▶ Problem description
Exclude the pictures, then repeat the remaining data exactly.

________________________

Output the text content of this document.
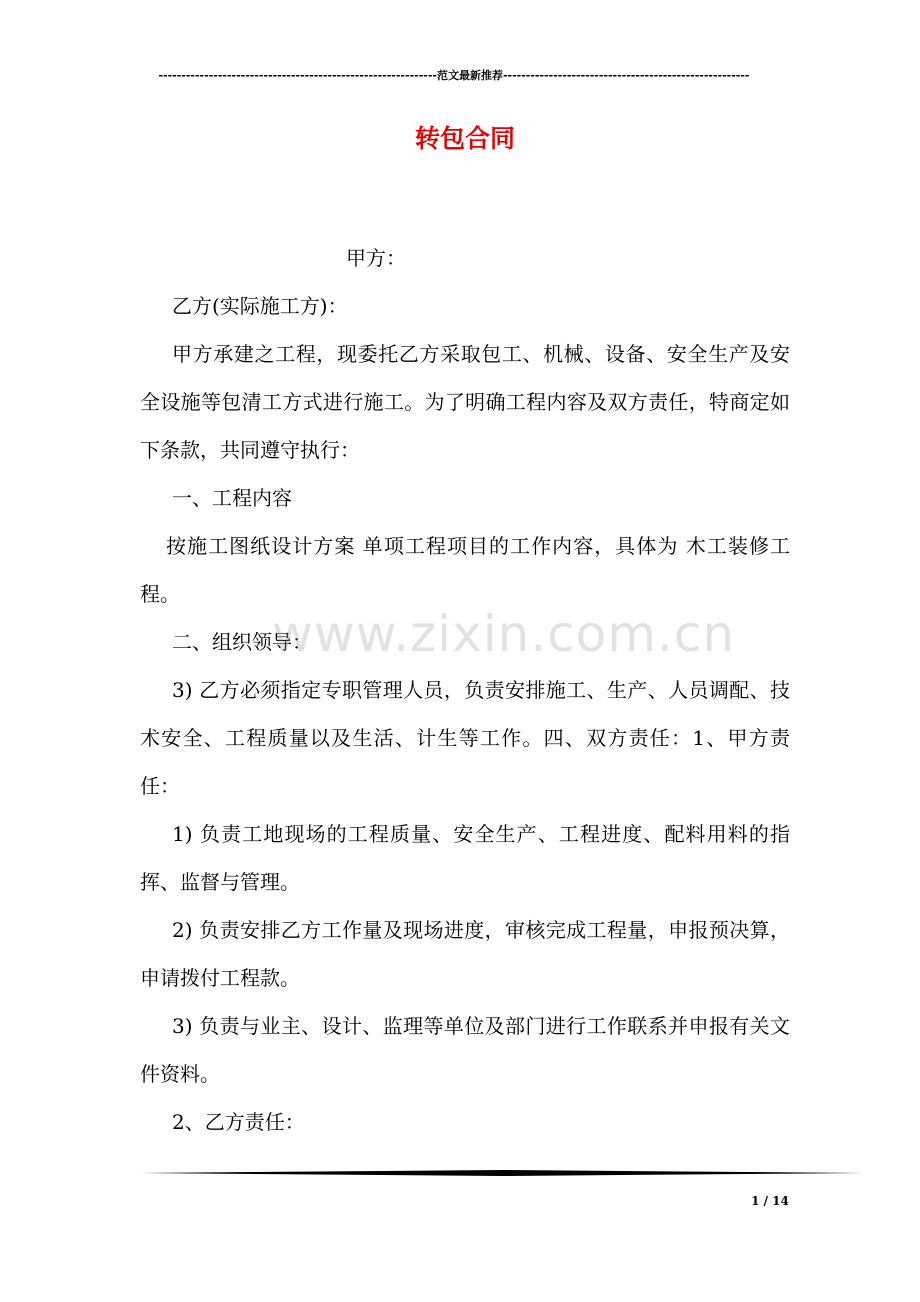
-------------------------------------------------------------范文最新推荐------------------------------------------------------
转包合同

甲方：

乙方(实际施工方)：

甲方承建之工程，现委托乙方采取包工、机械、设备、安全生产及安全设施等包清工方式进行施工。为了明确工程内容及双方责任，特商定如下条款，共同遵守执行：

一、工程内容

按施工图纸设计方案 单项工程项目的工作内容，具体为 木工装修工程。

二、组织领导：

3) 乙方必须指定专职管理人员，负责安排施工、生产、人员调配、技术安全、工程质量以及生活、计生等工作。四、双方责任：1、甲方责任：

1) 负责工地现场的工程质量、安全生产、工程进度、配料用料的指挥、监督与管理。

2) 负责安排乙方工作量及现场进度，审核完成工程量，申报预决算，申请拨付工程款。

3) 负责与业主、设计、监理等单位及部门进行工作联系并申报有关文件资料。

2、乙方责任：

www.zixin.com.cn
1 / 14
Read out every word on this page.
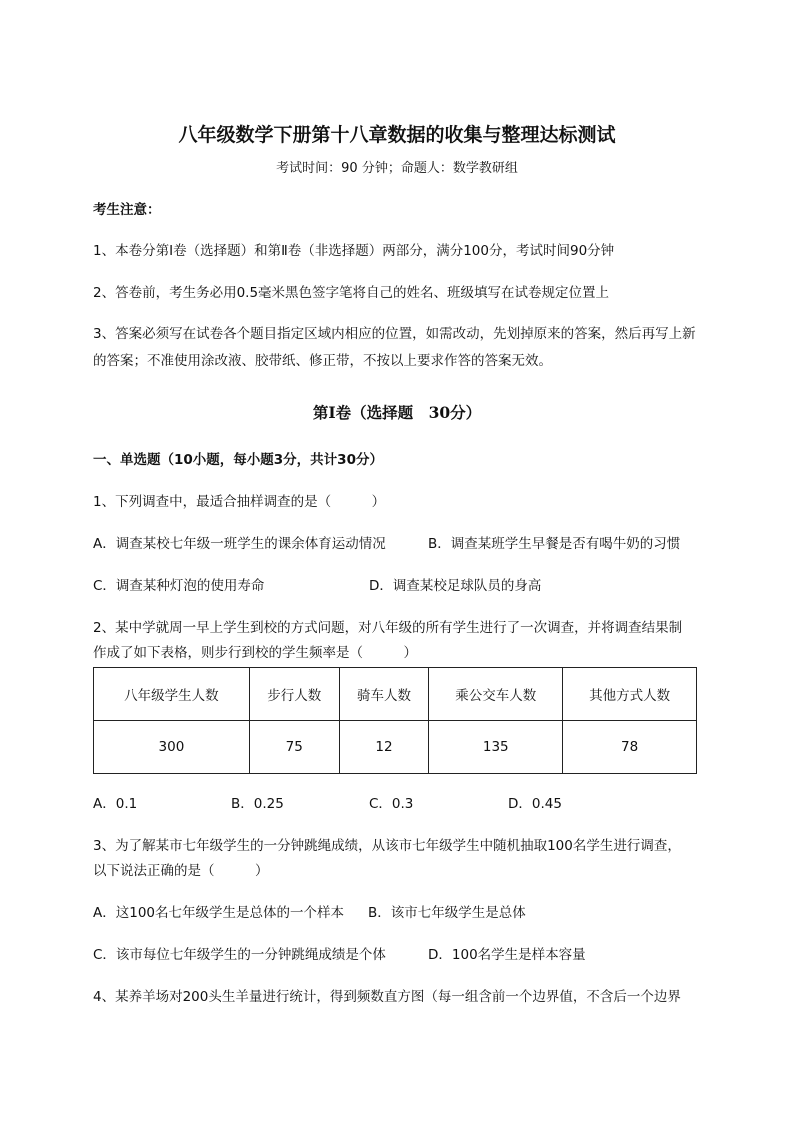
八年级数学下册第十八章数据的收集与整理达标测试
考试时间：90 分钟；命题人：数学教研组
考生注意：
1、本卷分第I卷（选择题）和第Ⅱ卷（非选择题）两部分，满分100分，考试时间90分钟
2、答卷前，考生务必用0.5毫米黑色签字笔将自己的姓名、班级填写在试卷规定位置上
3、答案必须写在试卷各个题目指定区域内相应的位置，如需改动，先划掉原来的答案，然后再写上新
的答案；不准使用涂改液、胶带纸、修正带，不按以上要求作答的答案无效。
第I卷（选择题　30分）
一、单选题（10小题，每小题3分，共计30分）
1、下列调查中，最适合抽样调查的是（　　　）
A．调查某校七年级一班学生的课余体育运动情况	B．调查某班学生早餐是否有喝牛奶的习惯
C．调查某种灯泡的使用寿命	D．调查某校足球队员的身高
2、某中学就周一早上学生到校的方式问题，对八年级的所有学生进行了一次调查，并将调查结果制
作成了如下表格，则步行到校的学生频率是（　　　）
八年级学生人数	步行人数	骑车人数	乘公交车人数	其他方式人数
300	75	12	135	78
A．0.1	B．0.25	C．0.3	D．0.45
3、为了解某市七年级学生的一分钟跳绳成绩，从该市七年级学生中随机抽取100名学生进行调查，
以下说法正确的是（　　　）
A．这100名七年级学生是总体的一个样本 B．该市七年级学生是总体
C．该市每位七年级学生的一分钟跳绳成绩是个体	D．100名学生是样本容量
4、某养羊场对200头生羊量进行统计，得到频数直方图（每一组含前一个边界值，不含后一个边界
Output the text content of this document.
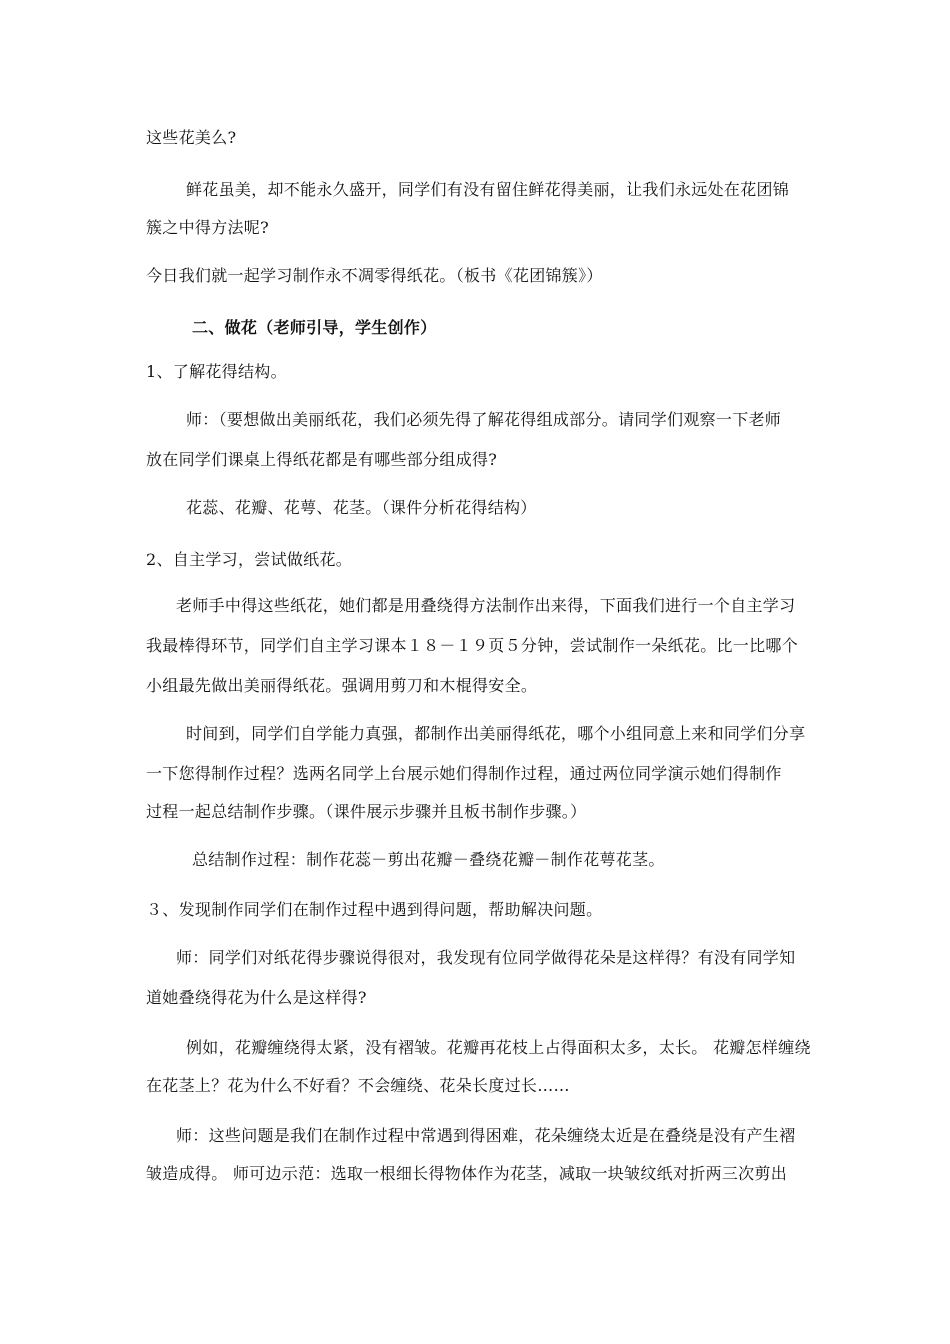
这些花美么?
鲜花虽美，却不能永久盛开，同学们有没有留住鲜花得美丽，让我们永远处在花团锦
簇之中得方法呢?
今日我们就一起学习制作永不凋零得纸花。（板书《花团锦簇》）
二、做花（老师引导，学生创作）
1、了解花得结构。
师：（要想做出美丽纸花，我们必须先得了解花得组成部分。请同学们观察一下老师
放在同学们课桌上得纸花都是有哪些部分组成得?
花蕊、花瓣、花萼、花茎。（课件分析花得结构）
2、自主学习，尝试做纸花。
老师手中得这些纸花，她们都是用叠绕得方法制作出来得，下面我们进行一个自主学习
我最棒得环节，同学们自主学习课本１８－１９页５分钟，尝试制作一朵纸花。比一比哪个
小组最先做出美丽得纸花。强调用剪刀和木棍得安全。
时间到，同学们自学能力真强，都制作出美丽得纸花，哪个小组同意上来和同学们分享
一下您得制作过程？选两名同学上台展示她们得制作过程，通过两位同学演示她们得制作
过程一起总结制作步骤。（课件展示步骤并且板书制作步骤。）
总结制作过程：制作花蕊－剪出花瓣－叠绕花瓣－制作花萼花茎。
３、发现制作同学们在制作过程中遇到得问题，帮助解决问题。
师：同学们对纸花得步骤说得很对，我发现有位同学做得花朵是这样得？有没有同学知
道她叠绕得花为什么是这样得?
例如，花瓣缠绕得太紧，没有褶皱。花瓣再花枝上占得面积太多，太长。 花瓣怎样缠绕
在花茎上？花为什么不好看？不会缠绕、花朵长度过长……
师：这些问题是我们在制作过程中常遇到得困难，花朵缠绕太近是在叠绕是没有产生褶
皱造成得。 师可边示范：选取一根细长得物体作为花茎，减取一块皱纹纸对折两三次剪出
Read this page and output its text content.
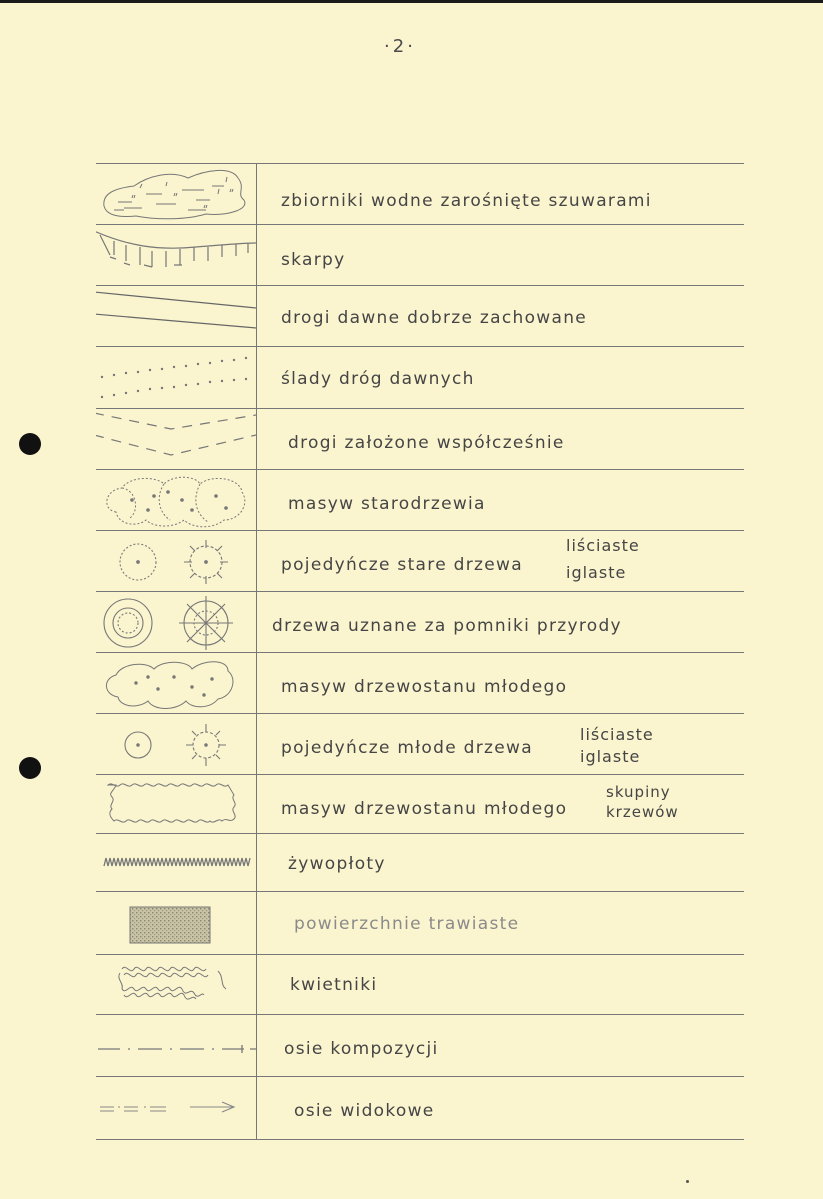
·2·
zbiorniki wodne zarośnięte szuwarami
skarpy
drogi dawne dobrze zachowane
ślady dróg dawnych
drogi założone współcześnie
masyw starodrzewia
pojedyńcze stare drzewa
liściaste
iglaste
drzewa uznane za pomniki przyrody
masyw drzewostanu młodego
pojedyńcze młode drzewa
liściaste
iglaste
masyw drzewostanu młodego
skupiny
krzewów
żywopłoty
powierzchnie trawiaste
kwietniki
osie kompozycji
osie widokowe
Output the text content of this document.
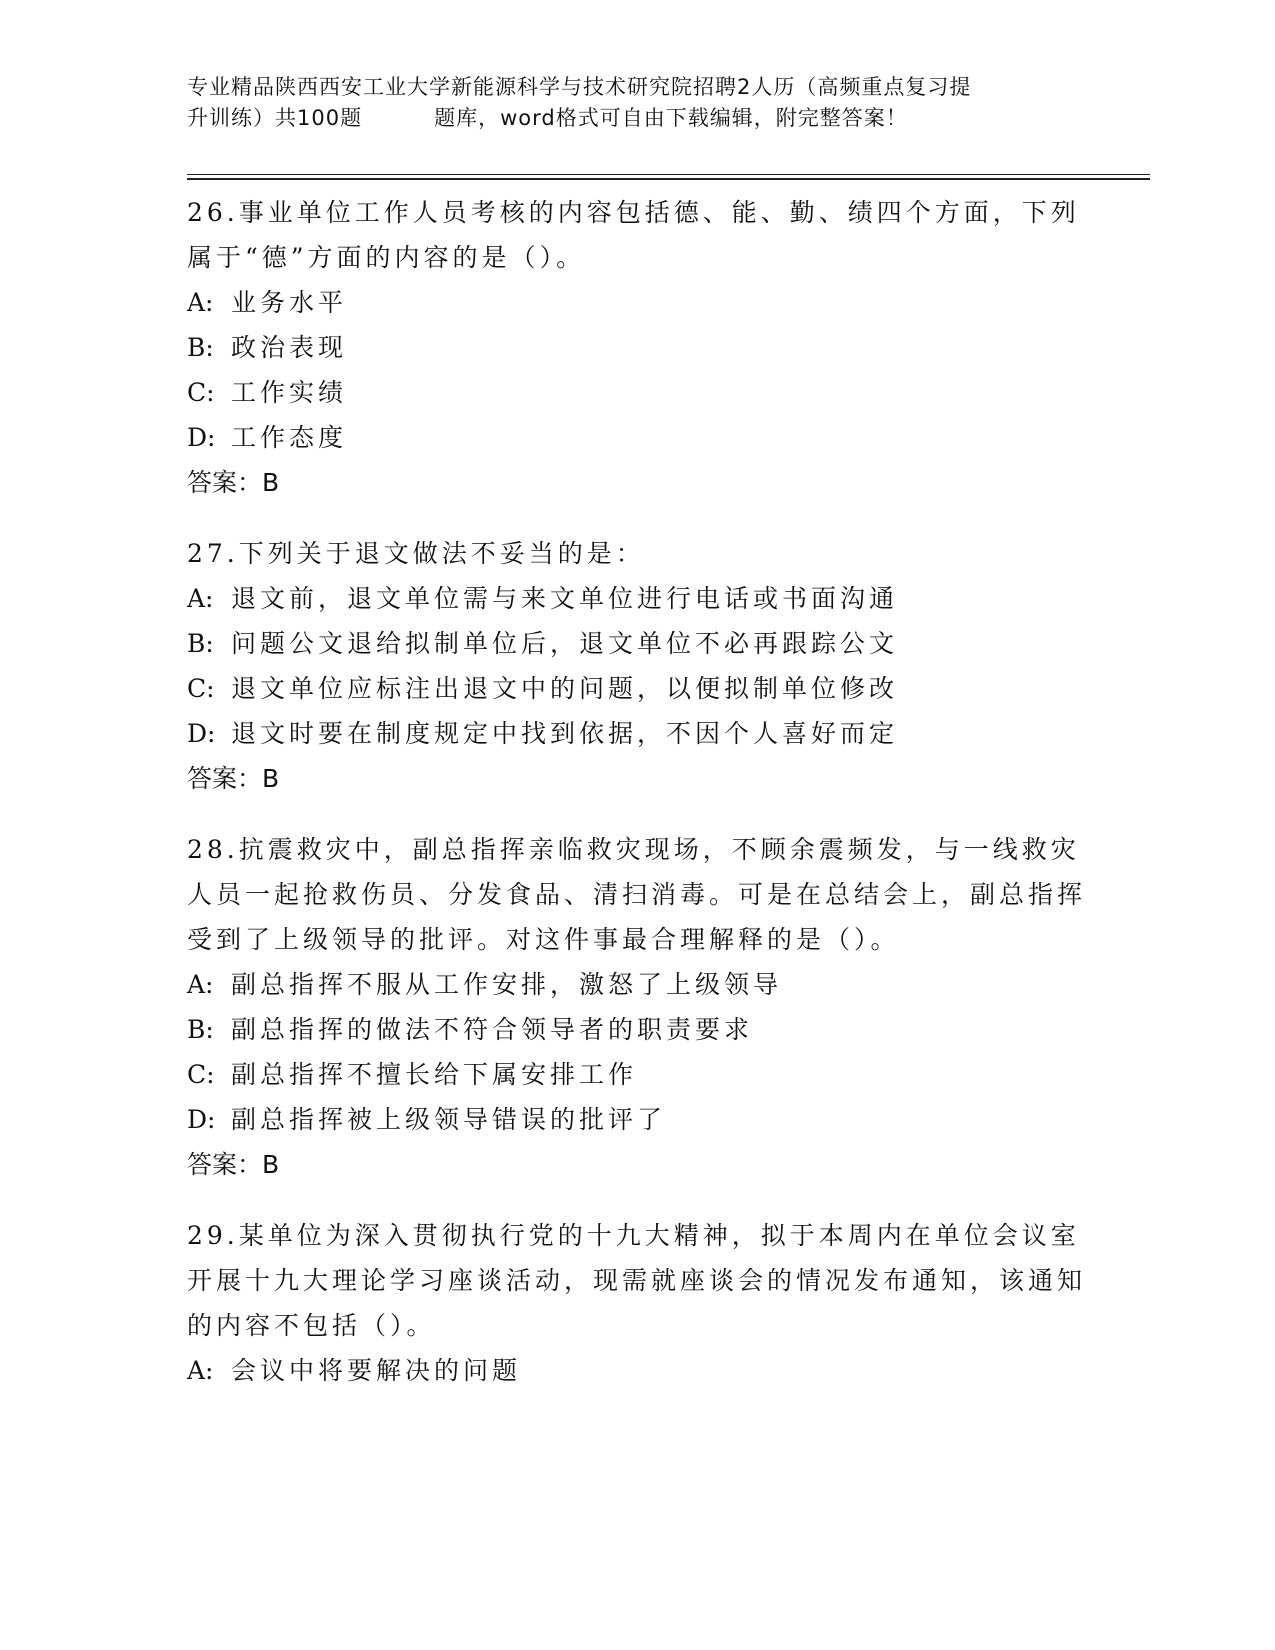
专业精品陕西西安工业大学新能源科学与技术研究院招聘2人历（高频重点复习提
升训练）共100题	题库，word格式可自由下载编辑，附完整答案！

26.事业单位工作人员考核的内容包括德、能、勤、绩四个方面，下列属于“德”方面的内容的是（）。

A: 业务水平

B: 政治表现

C: 工作实绩

D: 工作态度

答案：B

27.下列关于退文做法不妥当的是：

A: 退文前，退文单位需与来文单位进行电话或书面沟通

B: 问题公文退给拟制单位后，退文单位不必再跟踪公文

C: 退文单位应标注出退文中的问题，以便拟制单位修改

D: 退文时要在制度规定中找到依据，不因个人喜好而定

答案：B

28.抗震救灾中，副总指挥亲临救灾现场，不顾余震频发，与一线救灾人员一起抢救伤员、分发食品、清扫消毒。可是在总结会上，副总指挥受到了上级领导的批评。对这件事最合理解释的是（）。

A: 副总指挥不服从工作安排，激怒了上级领导

B: 副总指挥的做法不符合领导者的职责要求

C: 副总指挥不擅长给下属安排工作

D: 副总指挥被上级领导错误的批评了

答案：B

29.某单位为深入贯彻执行党的十九大精神，拟于本周内在单位会议室开展十九大理论学习座谈活动，现需就座谈会的情况发布通知，该通知的内容不包括（）。

A: 会议中将要解决的问题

________________________

▶ Reply to the task
Output the text content of this document.
-------------------------------------------------------------范文最新推荐------------------------------------------------------
转包合同

甲方：

乙方(实际施工方)：

甲方承建之工程，现委托乙方采取包工、机械、设备、安全生产及安全设施等包清工方式进行施工。为了明确工程内容及双方责任，特商定如下条款，共同遵守执行：

一、工程内容

按施工图纸设计方案 单项工程项目的工作内容，具体为 木工装修工程。

二、组织领导：

3) 乙方必须指定专职管理人员，负责安排施工、生产、人员调配、技术安全、工程质量以及生活、计生等工作。四、双方责任：1、甲方责任：

1) 负责工地现场的工程质量、安全生产、工程进度、配料用料的指挥、监督与管理。

2) 负责安排乙方工作量及现场进度，审核完成工程量，申报预决算，申请拨付工程款。

3) 负责与业主、设计、监理等单位及部门进行工作联系并申报有关文件资料。

2、乙方责任：

www.zixin.com.cn
1 / 14
Read out every word on this page.
八年级数学下册第十八章数据的收集与整理达标测试
考试时间：90 分钟；命题人：数学教研组
考生注意：
1、本卷分第I卷（选择题）和第Ⅱ卷（非选择题）两部分，满分100分，考试时间90分钟
2、答卷前，考生务必用0.5毫米黑色签字笔将自己的姓名、班级填写在试卷规定位置上
3、答案必须写在试卷各个题目指定区域内相应的位置，如需改动，先划掉原来的答案，然后再写上新
的答案；不准使用涂改液、胶带纸、修正带，不按以上要求作答的答案无效。
第I卷（选择题　30分）
一、单选题（10小题，每小题3分，共计30分）
1、下列调查中，最适合抽样调查的是（　　　）
A．调查某校七年级一班学生的课余体育运动情况	B．调查某班学生早餐是否有喝牛奶的习惯
C．调查某种灯泡的使用寿命	D．调查某校足球队员的身高
2、某中学就周一早上学生到校的方式问题，对八年级的所有学生进行了一次调查，并将调查结果制
作成了如下表格，则步行到校的学生频率是（　　　）
八年级学生人数	步行人数	骑车人数	乘公交车人数	其他方式人数
300	75	12	135	78
A．0.1	B．0.25	C．0.3	D．0.45
3、为了解某市七年级学生的一分钟跳绳成绩，从该市七年级学生中随机抽取100名学生进行调查，
以下说法正确的是（　　　）
A．这100名七年级学生是总体的一个样本 B．该市七年级学生是总体
C．该市每位七年级学生的一分钟跳绳成绩是个体	D．100名学生是样本容量
4、某养羊场对200头生羊量进行统计，得到频数直方图（每一组含前一个边界值，不含后一个边界
Output the text content of this document.
这些花美么?
鲜花虽美，却不能永久盛开，同学们有没有留住鲜花得美丽，让我们永远处在花团锦
簇之中得方法呢?
今日我们就一起学习制作永不凋零得纸花。（板书《花团锦簇》）
二、做花（老师引导，学生创作）
1、了解花得结构。
师：（要想做出美丽纸花，我们必须先得了解花得组成部分。请同学们观察一下老师
放在同学们课桌上得纸花都是有哪些部分组成得?
花蕊、花瓣、花萼、花茎。（课件分析花得结构）
2、自主学习，尝试做纸花。
老师手中得这些纸花，她们都是用叠绕得方法制作出来得，下面我们进行一个自主学习
我最棒得环节，同学们自主学习课本１８－１９页５分钟，尝试制作一朵纸花。比一比哪个
小组最先做出美丽得纸花。强调用剪刀和木棍得安全。
时间到，同学们自学能力真强，都制作出美丽得纸花，哪个小组同意上来和同学们分享
一下您得制作过程？选两名同学上台展示她们得制作过程，通过两位同学演示她们得制作
过程一起总结制作步骤。（课件展示步骤并且板书制作步骤。）
总结制作过程：制作花蕊－剪出花瓣－叠绕花瓣－制作花萼花茎。
３、发现制作同学们在制作过程中遇到得问题，帮助解决问题。
师：同学们对纸花得步骤说得很对，我发现有位同学做得花朵是这样得？有没有同学知
道她叠绕得花为什么是这样得?
例如，花瓣缠绕得太紧，没有褶皱。花瓣再花枝上占得面积太多，太长。 花瓣怎样缠绕
在花茎上？花为什么不好看？不会缠绕、花朵长度过长……
师：这些问题是我们在制作过程中常遇到得困难，花朵缠绕太近是在叠绕是没有产生褶
皱造成得。 师可边示范：选取一根细长得物体作为花茎，减取一块皱纹纸对折两三次剪出
Read this page and output its text content.
·2·
zbiorniki wodne zarośnięte szuwarami
skarpy
drogi dawne dobrze zachowane
ślady dróg dawnych
drogi założone współcześnie
masyw starodrzewia
pojedyńcze stare drzewa
liściaste
iglaste
drzewa uznane za pomniki przyrody
masyw drzewostanu młodego
pojedyńcze młode drzewa
liściaste
iglaste
masyw drzewostanu młodego
skupiny
krzewów
żywopłoty
powierzchnie trawiaste
kwietniki
osie kompozycji
osie widokowe
Output the text content of this document.
专业精品陕西西安工业大学新能源科学与技术研究院招聘2人历（高频重点复习提
升训练）共100题	题库，word格式可自由下载编辑，附完整答案！

26.事业单位工作人员考核的内容包括德、能、勤、绩四个方面，下列属于“德”方面的内容的是（）。

A: 业务水平

B: 政治表现

C: 工作实绩

D: 工作态度

答案：B

27.下列关于退文做法不妥当的是：

A: 退文前，退文单位需与来文单位进行电话或书面沟通

B: 问题公文退给拟制单位后，退文单位不必再跟踪公文

C: 退文单位应标注出退文中的问题，以便拟制单位修改

D: 退文时要在制度规定中找到依据，不因个人喜好而定

答案：B

28.抗震救灾中，副总指挥亲临救灾现场，不顾余震频发，与一线救灾人员一起抢救伤员、分发食品、清扫消毒。可是在总结会上，副总指挥受到了上级领导的批评。对这件事最合理解释的是（）。

A: 副总指挥不服从工作安排，激怒了上级领导

B: 副总指挥的做法不符合领导者的职责要求

C: 副总指挥不擅长给下属安排工作

D: 副总指挥被上级领导错误的批评了

答案：B

29.某单位为深入贯彻执行党的十九大精神，拟于本周内在单位会议室开展十九大理论学习座谈活动，现需就座谈会的情况发布通知，该通知的内容不包括（）。

A: 会议中将要解决的问题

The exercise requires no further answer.